>> BEGIN Records to process
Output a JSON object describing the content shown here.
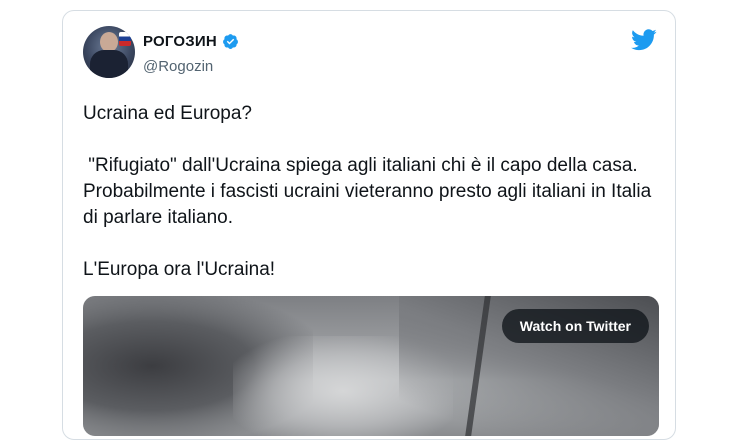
{
  "author": {
    "display_name": "РОГОЗИН",
    "handle": "@Rogozin",
    "verified": true,
    "avatar_icon": "avatar-photo"
  },
  "brand": {
    "logo_icon": "twitter-bird-icon",
    "logo_color": "#1d9bf0",
    "verified_color": "#1d9bf0"
  },
  "tweet": {
    "paragraph1": "Ucraina ed Europa?",
    "paragraph2": " \"Rifugiato\" dall'Ucraina spiega agli italiani chi è il capo della casa.  Probabilmente i fascisti ucraini vieteranno presto agli italiani in Italia di parlare italiano.",
    "paragraph3": " L'Europa ora l'Ucraina!"
  },
  "media": {
    "type": "video-thumbnail",
    "watch_label": "Watch on Twitter"
  }
}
>> END Records to process
Task description
Transcribe all entries above exactly. Drop the pictures.

Exercise response
Output a JSON object describing the content shown here.
{
  "author": {
    "display_name": "РОГОЗИН",
    "handle": "@Rogozin",
    "verified": true,
    "avatar_icon": "avatar-photo"
  },
  "brand": {
    "logo_icon": "twitter-bird-icon",
    "logo_color": "#1d9bf0",
    "verified_color": "#1d9bf0"
  },
  "tweet": {
    "paragraph1": "Ucraina ed Europa?",
    "paragraph2": " \"Rifugiato\" dall'Ucraina spiega agli italiani chi è il capo della casa.  Probabilmente i fascisti ucraini vieteranno presto agli italiani in Italia di parlare italiano.",
    "paragraph3": " L'Europa ora l'Ucraina!"
  },
  "media": {
    "type": "video-thumbnail",
    "watch_label": "Watch on Twitter"
  }
}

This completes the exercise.